Return the entries below in their exact form, leaving the pictures out.
------------------------------------------------------------------------
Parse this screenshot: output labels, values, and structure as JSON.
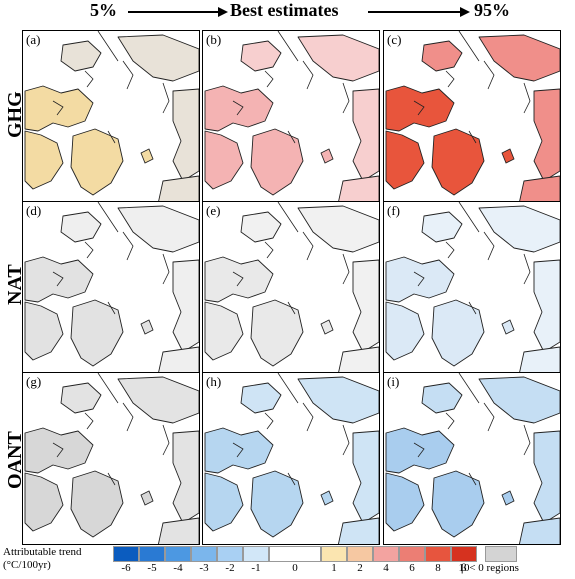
{
  "header": {
    "left": "5%",
    "middle": "Best estimates",
    "right": "95%"
  },
  "rows": [
    {
      "label": "GHG"
    },
    {
      "label": "NAT"
    },
    {
      "label": "OANT"
    }
  ],
  "panels": [
    {
      "label": "(a)",
      "fill": "#f3dba3",
      "land": "#e8e2d8",
      "level": 1
    },
    {
      "label": "(b)",
      "fill": "#f4b3b3",
      "land": "#f7cfcf",
      "level": 2
    },
    {
      "label": "(c)",
      "fill": "#e8553c",
      "land": "#f08f8a",
      "level": 4
    },
    {
      "label": "(d)",
      "fill": "#e2e2e2",
      "land": "#efefef",
      "level": 0
    },
    {
      "label": "(e)",
      "fill": "#e9e9e9",
      "land": "#f1f1f1",
      "level": 0
    },
    {
      "label": "(f)",
      "fill": "#dbe9f6",
      "land": "#e8f1f9",
      "level": -1
    },
    {
      "label": "(g)",
      "fill": "#d7d7d7",
      "land": "#e3e3e3",
      "level": 0
    },
    {
      "label": "(h)",
      "fill": "#b6d6f0",
      "land": "#cfe4f5",
      "level": -2
    },
    {
      "label": "(i)",
      "fill": "#a9cdee",
      "land": "#c5def3",
      "level": -2
    }
  ],
  "colorbar": {
    "title_line1": "Attributable trend",
    "title_line2": "(°C/100yr)",
    "neg_colors": [
      "#0b5cbf",
      "#2a7ad3",
      "#4c98e2",
      "#7bb6ec",
      "#a9d0f3",
      "#d2e7f8"
    ],
    "pos_colors": [
      "#fbe5b0",
      "#f6c8a2",
      "#f3a3a0",
      "#ec7e74",
      "#e7553e",
      "#d6321f"
    ],
    "neg_ticks": [
      "-6",
      "-5",
      "-4",
      "-3",
      "-2",
      "-1"
    ],
    "zero": "0",
    "pos_ticks": [
      "1",
      "2",
      "4",
      "6",
      "8",
      "10"
    ],
    "beta_color": "#d4d4d4",
    "beta_label": "β < 0 regions"
  }
}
------------------------------------------------------------------------
→ **The reply**
Parse this screenshot: output labels, values, and structure as JSON.
{
  "header": {
    "left": "5%",
    "middle": "Best estimates",
    "right": "95%"
  },
  "rows": [
    {
      "label": "GHG"
    },
    {
      "label": "NAT"
    },
    {
      "label": "OANT"
    }
  ],
  "panels": [
    {
      "label": "(a)",
      "fill": "#f3dba3",
      "land": "#e8e2d8",
      "level": 1
    },
    {
      "label": "(b)",
      "fill": "#f4b3b3",
      "land": "#f7cfcf",
      "level": 2
    },
    {
      "label": "(c)",
      "fill": "#e8553c",
      "land": "#f08f8a",
      "level": 4
    },
    {
      "label": "(d)",
      "fill": "#e2e2e2",
      "land": "#efefef",
      "level": 0
    },
    {
      "label": "(e)",
      "fill": "#e9e9e9",
      "land": "#f1f1f1",
      "level": 0
    },
    {
      "label": "(f)",
      "fill": "#dbe9f6",
      "land": "#e8f1f9",
      "level": -1
    },
    {
      "label": "(g)",
      "fill": "#d7d7d7",
      "land": "#e3e3e3",
      "level": 0
    },
    {
      "label": "(h)",
      "fill": "#b6d6f0",
      "land": "#cfe4f5",
      "level": -2
    },
    {
      "label": "(i)",
      "fill": "#a9cdee",
      "land": "#c5def3",
      "level": -2
    }
  ],
  "colorbar": {
    "title_line1": "Attributable trend",
    "title_line2": "(°C/100yr)",
    "neg_colors": [
      "#0b5cbf",
      "#2a7ad3",
      "#4c98e2",
      "#7bb6ec",
      "#a9d0f3",
      "#d2e7f8"
    ],
    "pos_colors": [
      "#fbe5b0",
      "#f6c8a2",
      "#f3a3a0",
      "#ec7e74",
      "#e7553e",
      "#d6321f"
    ],
    "neg_ticks": [
      "-6",
      "-5",
      "-4",
      "-3",
      "-2",
      "-1"
    ],
    "zero": "0",
    "pos_ticks": [
      "1",
      "2",
      "4",
      "6",
      "8",
      "10"
    ],
    "beta_color": "#d4d4d4",
    "beta_label": "β < 0 regions"
  }
}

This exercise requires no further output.